▸ 課題一覧
(a) 相続に関する抜粋本文から、「相続は故人の資産や、権利義務を相続人が引き継ぐことです。」を含む箇所から始めて「ではなかったことになります。」の直後で終わる部分をそのまま抽出してください。
(b) 相続に関する抜粋本文によると、相続の開始を知ってから何の手続きもせずに何か月が過ぎると、単純承認したとみなされますか。
(c) 相続に関する抜粋本文で、相続放棄と限定承認という2つの選択肢が用意されている理由を説明してください。

相続は故人の資産や、権利義務を相続人が引き継ぐことです。
具体的には、預貯金や不動産などのプラスの財産(資産)を引き受ける権利と、事業資金の借り入れやローンなどのマイナスの財産(債務)を引き継ぐ義務です。
プラスとマイナス、どちらの財産もそのまま相続することを「単純承認」といいます。
しかし、故人に大きなマイナス(債務)があった場合、単純承認をしてしまうと相続人はたいへんな事になってしまいます。
そこで相続人の暮らしを守るために2つの選択肢(相続放棄と限定承認)が用意されています。
単純承認とみなされるケース
単純承認とは、プラスの財産もマイナスの財産もそのまま無条件で受け継ぐことをいいます。
相続の開始を知ってから3か月の間に、何の手続きもしなかった場合、自動的に単純承認したとみなされます。
また、相続放棄や限定承認の手続きの前後に、財産の全部や一部を処分してしまったり、故意に財産を隠していた場合などは、単純承認とみなされます。
例えば亡くなった方が支払っていなかったローンや商品代金を、少額だったので善意で支払ってあげた、などは単純承認したとみなされる行為となりますのでご注意ください。
相続放棄とは
相続人に借金などのマイナス財産の方が多いときには、相続を放棄することができます。
プラスの財産も相続しません。相続を放棄すると、その相続人は最初から相続人ではなかったことになります。
その人の子がいても代襲相続人とはなりません。

▸ 提供された行
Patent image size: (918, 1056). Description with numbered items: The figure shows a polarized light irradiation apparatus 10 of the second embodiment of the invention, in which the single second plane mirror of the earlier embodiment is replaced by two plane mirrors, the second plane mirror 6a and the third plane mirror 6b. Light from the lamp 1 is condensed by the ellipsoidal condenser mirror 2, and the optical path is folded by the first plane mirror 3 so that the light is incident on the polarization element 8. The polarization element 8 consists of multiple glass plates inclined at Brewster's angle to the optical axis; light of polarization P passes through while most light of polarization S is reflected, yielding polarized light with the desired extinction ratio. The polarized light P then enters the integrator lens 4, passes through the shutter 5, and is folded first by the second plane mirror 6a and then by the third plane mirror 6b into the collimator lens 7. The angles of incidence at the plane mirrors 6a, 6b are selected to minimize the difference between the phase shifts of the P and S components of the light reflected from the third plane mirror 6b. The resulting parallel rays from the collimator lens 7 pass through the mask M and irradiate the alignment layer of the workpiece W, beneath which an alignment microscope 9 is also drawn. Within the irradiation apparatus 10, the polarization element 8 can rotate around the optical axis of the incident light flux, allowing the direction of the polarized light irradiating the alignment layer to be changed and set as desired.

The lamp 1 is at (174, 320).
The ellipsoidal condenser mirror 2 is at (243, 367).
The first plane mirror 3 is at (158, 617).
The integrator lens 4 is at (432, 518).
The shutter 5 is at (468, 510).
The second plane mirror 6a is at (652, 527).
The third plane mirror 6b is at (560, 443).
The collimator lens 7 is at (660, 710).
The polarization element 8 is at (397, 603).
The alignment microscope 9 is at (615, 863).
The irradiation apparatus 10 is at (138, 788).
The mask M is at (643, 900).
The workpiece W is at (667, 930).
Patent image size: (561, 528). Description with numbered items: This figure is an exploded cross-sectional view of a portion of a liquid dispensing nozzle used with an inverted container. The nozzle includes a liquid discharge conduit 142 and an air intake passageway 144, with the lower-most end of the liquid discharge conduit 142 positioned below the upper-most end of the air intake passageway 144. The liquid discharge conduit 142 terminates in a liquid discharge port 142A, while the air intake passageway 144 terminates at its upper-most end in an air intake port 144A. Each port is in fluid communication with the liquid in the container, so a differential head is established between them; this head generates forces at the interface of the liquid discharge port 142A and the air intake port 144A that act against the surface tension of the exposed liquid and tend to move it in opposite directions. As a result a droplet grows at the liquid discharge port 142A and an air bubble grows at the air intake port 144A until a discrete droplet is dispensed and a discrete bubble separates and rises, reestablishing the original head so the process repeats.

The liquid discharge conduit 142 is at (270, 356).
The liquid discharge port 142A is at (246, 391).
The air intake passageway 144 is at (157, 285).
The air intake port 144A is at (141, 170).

▸ 解答
(a)
相続は故人の資産や、権利義務を相続人が引き継ぐことです。
具体的には、預貯金や不動産などのプラスの財産(資産)を引き受ける権利と、事業資金の借り入れやローンなどのマイナスの財産(債務)を引き継ぐ義務です。
プラスとマイナス、どちらの財産もそのまま相続することを「単純承認」といいます。
しかし、故人に大きなマイナス(債務)があった場合、単純承認をしてしまうと相続人はたいへんな事になってしまいます。
そこで相続人の暮らしを守るために2つの選択肢(相続放棄と限定承認)が用意されています。
単純承認とみなされるケース
単純承認とは、プラスの財産もマイナスの財産もそのまま無条件で受け継ぐことをいいます。
相続の開始を知ってから3か月の間に、何の手続きもしなかった場合、自動的に単純承認したとみなされます。
また、相続放棄や限定承認の手続きの前後に、財産の全部や一部を処分してしまったり、故意に財産を隠していた場合などは、単純承認とみなされます。
例えば亡くなった方が支払っていなかったローンや商品代金を、少額だったので善意で支払ってあげた、などは単純承認したとみなされる行為となりますのでご注意ください。
相続放棄とは
相続人に借金などのマイナス財産の方が多いときには、相続を放棄することができます。
プラスの財産も相続しません。相続を放棄すると、その相続人は最初から相続人ではなかったことになります。

(b) 3か月です。

(c) 故人に大きなマイナスの財産(債務)があると、単純承認した相続人はたいへんな事になってしまいます。そこで、相続人の暮らしを守るためにこの2つの選択肢が用意されています。